Given records -
........

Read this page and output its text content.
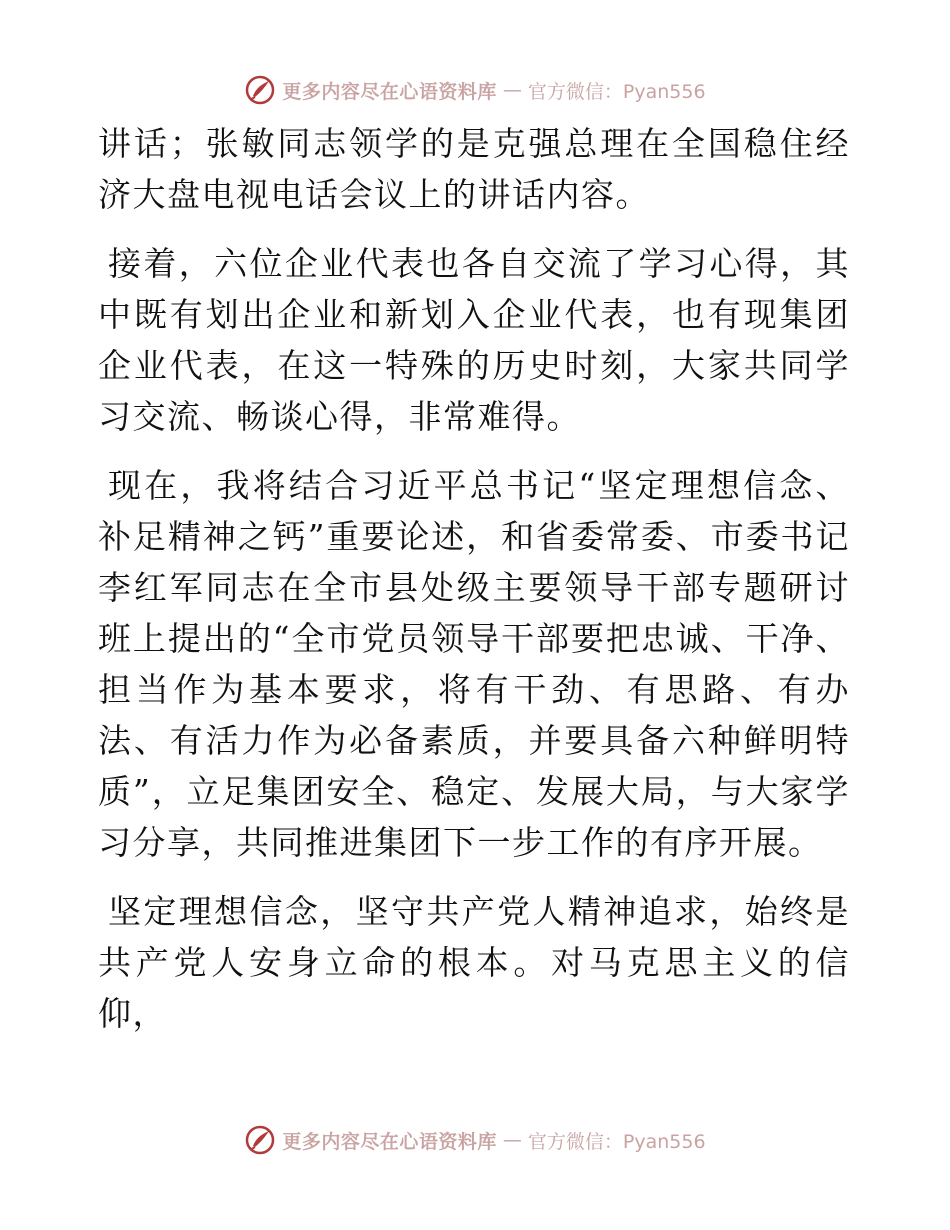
更多内容尽在心语资料库 — 官方微信：Pyan556

讲话；张敏同志领学的是克强总理在全国稳住经济大盘电视电话会议上的讲话内容。

接着，六位企业代表也各自交流了学习心得，其中既有划出企业和新划入企业代表，也有现集团企业代表，在这一特殊的历史时刻，大家共同学习交流、畅谈心得，非常难得。

现在，我将结合习近平总书记“坚定理想信念、补足精神之钙”重要论述，和省委常委、市委书记李红军同志在全市县处级主要领导干部专题研讨班上提出的“全市党员领导干部要把忠诚、干净、担当作为基本要求，将有干劲、有思路、有办法、有活力作为必备素质，并要具备六种鲜明特质”，立足集团安全、稳定、发展大局，与大家学习分享，共同推进集团下一步工作的有序开展。

坚定理想信念，坚守共产党人精神追求，始终是共产党人安身立命的根本。对马克思主义的信仰，

更多内容尽在心语资料库 — 官方微信：Pyan556
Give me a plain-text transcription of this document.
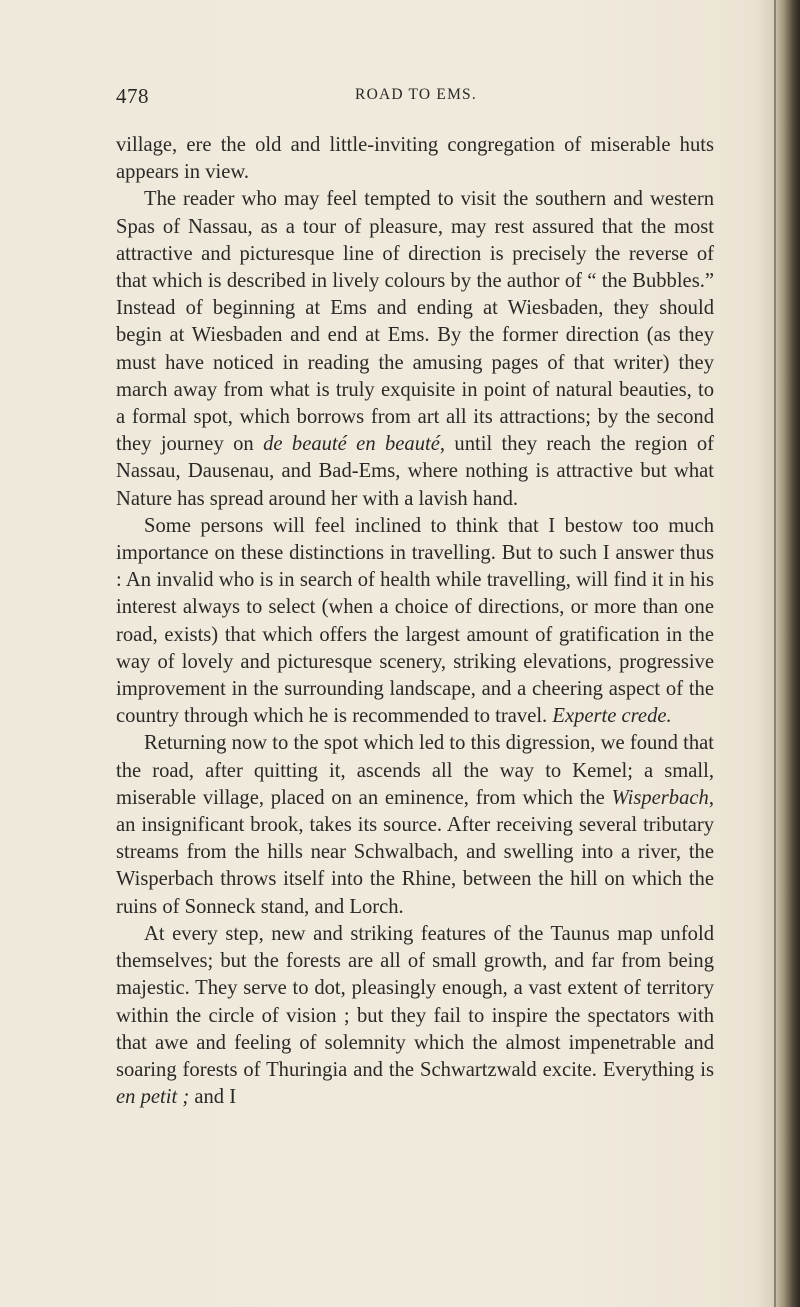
478	ROAD TO EMS.

village, ere the old and little-inviting congregation of miserable huts appears in view.

The reader who may feel tempted to visit the southern and western Spas of Nassau, as a tour of pleasure, may rest assured that the most attractive and picturesque line of direction is precisely the reverse of that which is described in lively colours by the author of “ the Bubbles.” Instead of beginning at Ems and ending at Wiesbaden, they should begin at Wiesbaden and end at Ems. By the former direction (as they must have noticed in reading the amusing pages of that writer) they march away from what is truly exquisite in point of natural beauties, to a formal spot, which borrows from art all its attractions; by the second they journey on de beauté en beauté, until they reach the region of Nassau, Dausenau, and Bad-Ems, where nothing is attractive but what Nature has spread around her with a lavish hand.

Some persons will feel inclined to think that I bestow too much importance on these distinctions in travelling. But to such I answer thus : An invalid who is in search of health while travelling, will find it in his interest always to select (when a choice of directions, or more than one road, exists) that which offers the largest amount of gratification in the way of lovely and picturesque scenery, striking elevations, progressive improvement in the surrounding landscape, and a cheering aspect of the country through which he is recommended to travel. Experte crede.

Returning now to the spot which led to this digression, we found that the road, after quitting it, ascends all the way to Kemel; a small, miserable village, placed on an eminence, from which the Wisperbach, an insignificant brook, takes its source. After receiving several tributary streams from the hills near Schwalbach, and swelling into a river, the Wisperbach throws itself into the Rhine, between the hill on which the ruins of Sonneck stand, and Lorch.

At every step, new and striking features of the Taunus map unfold themselves; but the forests are all of small growth, and far from being majestic. They serve to dot, pleasingly enough, a vast extent of territory within the circle of vision ; but they fail to inspire the spectators with that awe and feeling of solemnity which the almost impenetrable and soaring forests of Thuringia and the Schwartzwald excite. Everything is en petit ; and I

........

Description of the task - Extract every line above that contains the word "坚定理想信念".

Result of the task -
现在，我将结合习近平总书记“坚定理想信念、补足精神之钙”重要论述，和省委常委、市委书记李红军同志在全市县处级主要领导干部专题研讨班上提出的“全市党员领导干部要把忠诚、干净、担当作为基本要求，将有干劲、有思路、有办法、有活力作为必备素质，并要具备六种鲜明特质”，立足集团安全、稳定、发展大局，与大家学习分享，共同推进集团下一步工作的有序开展。
坚定理想信念，坚守共产党人精神追求，始终是共产党人安身立命的根本。对马克思主义的信仰，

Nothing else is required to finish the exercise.